**Exercise prompt**
In the entries that follow, how many lines contain "description"? Answer with the number only.

++++ Exercise data

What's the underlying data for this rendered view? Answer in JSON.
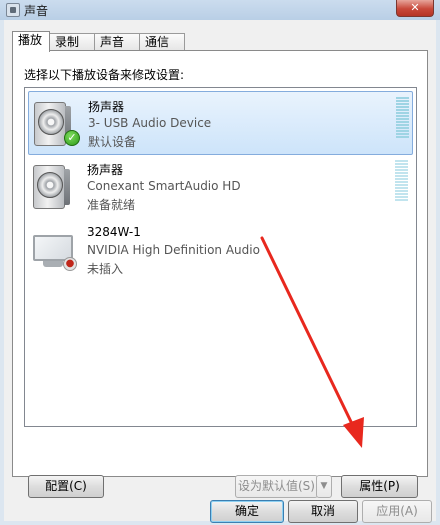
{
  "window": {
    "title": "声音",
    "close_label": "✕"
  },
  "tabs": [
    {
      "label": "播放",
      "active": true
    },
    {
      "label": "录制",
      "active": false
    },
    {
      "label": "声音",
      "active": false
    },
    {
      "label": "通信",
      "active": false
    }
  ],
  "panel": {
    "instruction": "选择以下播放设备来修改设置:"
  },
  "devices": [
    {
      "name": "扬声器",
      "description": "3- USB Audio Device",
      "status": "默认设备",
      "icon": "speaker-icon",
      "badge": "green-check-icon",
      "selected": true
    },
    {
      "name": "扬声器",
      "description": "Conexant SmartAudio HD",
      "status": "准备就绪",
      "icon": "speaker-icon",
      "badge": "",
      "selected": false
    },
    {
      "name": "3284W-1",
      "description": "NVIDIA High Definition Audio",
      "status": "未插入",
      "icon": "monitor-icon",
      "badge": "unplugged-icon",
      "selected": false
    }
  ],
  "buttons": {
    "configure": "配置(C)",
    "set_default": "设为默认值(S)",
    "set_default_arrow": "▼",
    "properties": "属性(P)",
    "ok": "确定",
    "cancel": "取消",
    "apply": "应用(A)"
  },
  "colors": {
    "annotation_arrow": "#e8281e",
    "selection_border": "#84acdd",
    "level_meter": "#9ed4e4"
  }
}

++++++++
++++ Exercise data

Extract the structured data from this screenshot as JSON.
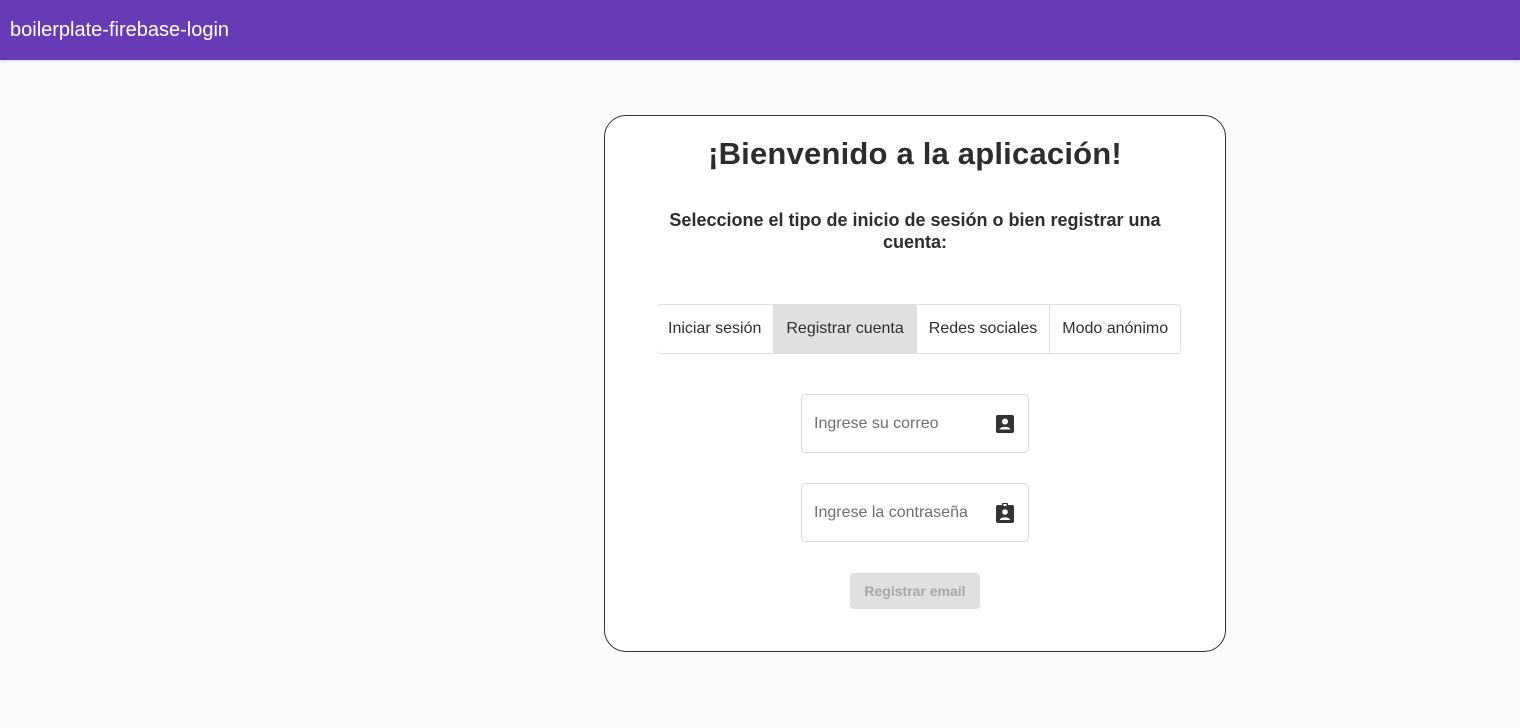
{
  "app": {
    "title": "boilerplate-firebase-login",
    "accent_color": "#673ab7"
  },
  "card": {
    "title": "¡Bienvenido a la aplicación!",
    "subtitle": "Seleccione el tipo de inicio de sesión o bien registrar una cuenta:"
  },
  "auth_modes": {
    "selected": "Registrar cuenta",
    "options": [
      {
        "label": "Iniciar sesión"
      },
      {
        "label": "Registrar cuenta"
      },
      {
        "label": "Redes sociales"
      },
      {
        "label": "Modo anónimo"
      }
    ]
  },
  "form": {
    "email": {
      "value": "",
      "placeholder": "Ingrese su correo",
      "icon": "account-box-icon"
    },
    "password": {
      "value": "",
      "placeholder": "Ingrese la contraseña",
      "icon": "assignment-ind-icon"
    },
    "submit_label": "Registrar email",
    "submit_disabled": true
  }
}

++++++++

**Exercise result**
3